REQUIREMENT ▸ Render the material again word for word, skipping the pictures in it.

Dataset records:
-------
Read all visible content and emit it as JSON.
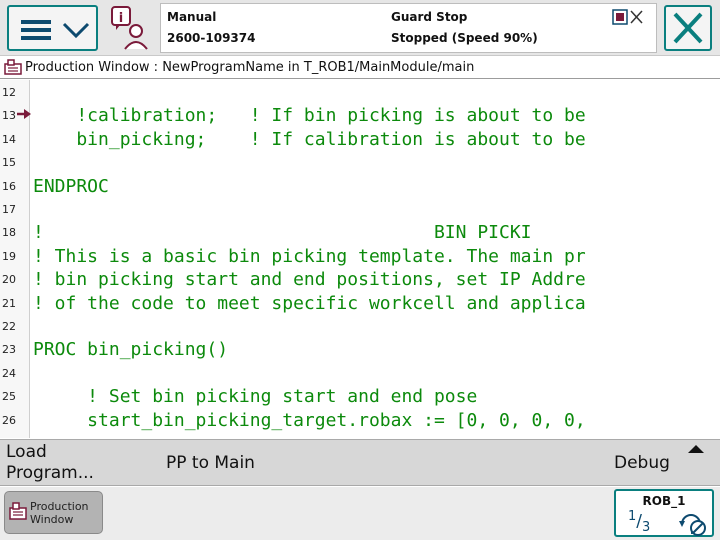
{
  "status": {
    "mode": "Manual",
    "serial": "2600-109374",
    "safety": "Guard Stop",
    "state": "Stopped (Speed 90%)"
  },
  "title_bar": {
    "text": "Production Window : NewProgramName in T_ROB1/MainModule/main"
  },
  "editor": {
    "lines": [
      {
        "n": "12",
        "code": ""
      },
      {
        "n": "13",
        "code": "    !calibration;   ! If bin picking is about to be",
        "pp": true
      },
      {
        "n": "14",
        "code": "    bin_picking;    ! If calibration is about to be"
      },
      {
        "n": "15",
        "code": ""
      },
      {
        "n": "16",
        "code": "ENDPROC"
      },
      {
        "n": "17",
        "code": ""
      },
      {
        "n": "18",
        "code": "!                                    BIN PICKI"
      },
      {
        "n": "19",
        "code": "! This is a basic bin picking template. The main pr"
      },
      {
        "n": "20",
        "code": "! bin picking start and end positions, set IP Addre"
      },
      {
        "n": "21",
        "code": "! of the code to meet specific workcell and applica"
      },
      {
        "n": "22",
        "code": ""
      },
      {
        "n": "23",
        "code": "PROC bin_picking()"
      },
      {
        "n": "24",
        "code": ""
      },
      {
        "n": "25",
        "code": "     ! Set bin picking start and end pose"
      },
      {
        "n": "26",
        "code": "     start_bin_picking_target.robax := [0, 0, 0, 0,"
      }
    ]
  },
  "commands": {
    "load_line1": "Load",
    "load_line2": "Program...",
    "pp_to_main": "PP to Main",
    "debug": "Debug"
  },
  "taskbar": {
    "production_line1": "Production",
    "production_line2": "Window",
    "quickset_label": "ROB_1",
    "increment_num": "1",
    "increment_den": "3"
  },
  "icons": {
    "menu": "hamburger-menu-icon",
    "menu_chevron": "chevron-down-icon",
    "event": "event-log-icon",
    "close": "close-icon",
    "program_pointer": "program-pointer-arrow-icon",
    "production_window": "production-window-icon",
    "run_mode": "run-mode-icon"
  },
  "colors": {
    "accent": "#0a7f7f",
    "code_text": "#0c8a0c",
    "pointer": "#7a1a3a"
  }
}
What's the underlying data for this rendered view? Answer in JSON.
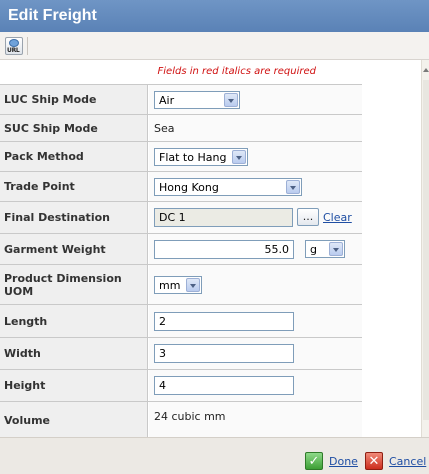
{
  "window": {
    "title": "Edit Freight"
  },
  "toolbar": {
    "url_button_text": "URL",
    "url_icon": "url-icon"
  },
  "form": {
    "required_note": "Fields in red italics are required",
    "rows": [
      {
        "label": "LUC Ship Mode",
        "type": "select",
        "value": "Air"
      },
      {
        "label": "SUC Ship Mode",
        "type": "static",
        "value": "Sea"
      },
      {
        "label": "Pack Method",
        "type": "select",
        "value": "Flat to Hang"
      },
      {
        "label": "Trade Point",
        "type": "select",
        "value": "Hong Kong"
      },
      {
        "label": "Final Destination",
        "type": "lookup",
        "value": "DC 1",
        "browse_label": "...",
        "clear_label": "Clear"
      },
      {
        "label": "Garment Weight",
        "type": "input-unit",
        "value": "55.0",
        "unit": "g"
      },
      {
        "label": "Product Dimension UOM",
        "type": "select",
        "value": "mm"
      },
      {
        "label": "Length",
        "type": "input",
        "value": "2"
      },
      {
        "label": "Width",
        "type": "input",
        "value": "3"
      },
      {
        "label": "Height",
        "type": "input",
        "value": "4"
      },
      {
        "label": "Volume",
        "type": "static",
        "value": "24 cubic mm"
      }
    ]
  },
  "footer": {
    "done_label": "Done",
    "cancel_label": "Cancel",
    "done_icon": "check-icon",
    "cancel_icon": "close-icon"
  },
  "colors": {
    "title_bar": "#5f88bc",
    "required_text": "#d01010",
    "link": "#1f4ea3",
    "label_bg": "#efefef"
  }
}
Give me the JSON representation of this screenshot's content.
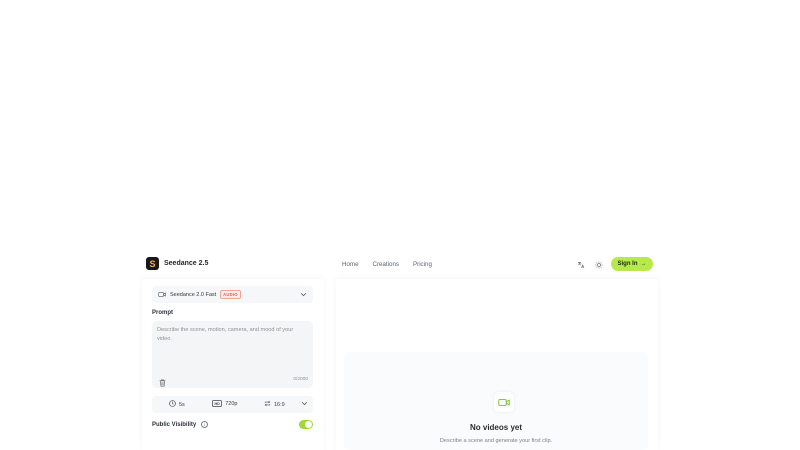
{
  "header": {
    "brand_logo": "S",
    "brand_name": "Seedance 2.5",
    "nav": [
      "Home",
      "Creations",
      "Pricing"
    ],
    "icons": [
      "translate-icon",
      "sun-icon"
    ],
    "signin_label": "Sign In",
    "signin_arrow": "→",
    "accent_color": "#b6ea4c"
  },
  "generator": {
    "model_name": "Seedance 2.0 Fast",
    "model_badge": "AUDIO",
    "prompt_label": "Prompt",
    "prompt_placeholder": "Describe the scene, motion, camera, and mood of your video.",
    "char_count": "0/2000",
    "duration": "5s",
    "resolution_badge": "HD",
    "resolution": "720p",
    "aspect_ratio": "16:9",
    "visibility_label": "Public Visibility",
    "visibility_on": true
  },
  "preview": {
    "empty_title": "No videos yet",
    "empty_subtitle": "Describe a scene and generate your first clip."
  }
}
-------
SOLUTION FOR THIS TASK ▸
Read all visible content and emit it as JSON.
{
  "status": {
    "mode": "Manual",
    "serial": "2600-109374",
    "safety": "Guard Stop",
    "state": "Stopped (Speed 90%)"
  },
  "title_bar": {
    "text": "Production Window : NewProgramName in T_ROB1/MainModule/main"
  },
  "editor": {
    "lines": [
      {
        "n": "12",
        "code": ""
      },
      {
        "n": "13",
        "code": "    !calibration;   ! If bin picking is about to be",
        "pp": true
      },
      {
        "n": "14",
        "code": "    bin_picking;    ! If calibration is about to be"
      },
      {
        "n": "15",
        "code": ""
      },
      {
        "n": "16",
        "code": "ENDPROC"
      },
      {
        "n": "17",
        "code": ""
      },
      {
        "n": "18",
        "code": "!                                    BIN PICKI"
      },
      {
        "n": "19",
        "code": "! This is a basic bin picking template. The main pr"
      },
      {
        "n": "20",
        "code": "! bin picking start and end positions, set IP Addre"
      },
      {
        "n": "21",
        "code": "! of the code to meet specific workcell and applica"
      },
      {
        "n": "22",
        "code": ""
      },
      {
        "n": "23",
        "code": "PROC bin_picking()"
      },
      {
        "n": "24",
        "code": ""
      },
      {
        "n": "25",
        "code": "     ! Set bin picking start and end pose"
      },
      {
        "n": "26",
        "code": "     start_bin_picking_target.robax := [0, 0, 0, 0,"
      }
    ]
  },
  "commands": {
    "load_line1": "Load",
    "load_line2": "Program...",
    "pp_to_main": "PP to Main",
    "debug": "Debug"
  },
  "taskbar": {
    "production_line1": "Production",
    "production_line2": "Window",
    "quickset_label": "ROB_1",
    "increment_num": "1",
    "increment_den": "3"
  },
  "icons": {
    "menu": "hamburger-menu-icon",
    "menu_chevron": "chevron-down-icon",
    "event": "event-log-icon",
    "close": "close-icon",
    "program_pointer": "program-pointer-arrow-icon",
    "production_window": "production-window-icon",
    "run_mode": "run-mode-icon"
  },
  "colors": {
    "accent": "#0a7f7f",
    "code_text": "#0c8a0c",
    "pointer": "#7a1a3a"
  }
}
What's the underlying data for this rendered view? Answer in JSON.
{
  "window": {
    "title": "Edit Freight"
  },
  "toolbar": {
    "url_button_text": "URL",
    "url_icon": "url-icon"
  },
  "form": {
    "required_note": "Fields in red italics are required",
    "rows": [
      {
        "label": "LUC Ship Mode",
        "type": "select",
        "value": "Air"
      },
      {
        "label": "SUC Ship Mode",
        "type": "static",
        "value": "Sea"
      },
      {
        "label": "Pack Method",
        "type": "select",
        "value": "Flat to Hang"
      },
      {
        "label": "Trade Point",
        "type": "select",
        "value": "Hong Kong"
      },
      {
        "label": "Final Destination",
        "type": "lookup",
        "value": "DC 1",
        "browse_label": "...",
        "clear_label": "Clear"
      },
      {
        "label": "Garment Weight",
        "type": "input-unit",
        "value": "55.0",
        "unit": "g"
      },
      {
        "label": "Product Dimension UOM",
        "type": "select",
        "value": "mm"
      },
      {
        "label": "Length",
        "type": "input",
        "value": "2"
      },
      {
        "label": "Width",
        "type": "input",
        "value": "3"
      },
      {
        "label": "Height",
        "type": "input",
        "value": "4"
      },
      {
        "label": "Volume",
        "type": "static",
        "value": "24 cubic mm"
      }
    ]
  },
  "footer": {
    "done_label": "Done",
    "cancel_label": "Cancel",
    "done_icon": "check-icon",
    "cancel_icon": "close-icon"
  },
  "colors": {
    "title_bar": "#5f88bc",
    "required_text": "#d01010",
    "link": "#1f4ea3",
    "label_bg": "#efefef"
  }
}
Give me the JSON representation of this screenshot's content.
{
  "header": {
    "brand_logo": "S",
    "brand_name": "Seedance 2.5",
    "nav": [
      "Home",
      "Creations",
      "Pricing"
    ],
    "icons": [
      "translate-icon",
      "sun-icon"
    ],
    "signin_label": "Sign In",
    "signin_arrow": "→",
    "accent_color": "#b6ea4c"
  },
  "generator": {
    "model_name": "Seedance 2.0 Fast",
    "model_badge": "AUDIO",
    "prompt_label": "Prompt",
    "prompt_placeholder": "Describe the scene, motion, camera, and mood of your video.",
    "char_count": "0/2000",
    "duration": "5s",
    "resolution_badge": "HD",
    "resolution": "720p",
    "aspect_ratio": "16:9",
    "visibility_label": "Public Visibility",
    "visibility_on": true
  },
  "preview": {
    "empty_title": "No videos yet",
    "empty_subtitle": "Describe a scene and generate your first clip."
  }
}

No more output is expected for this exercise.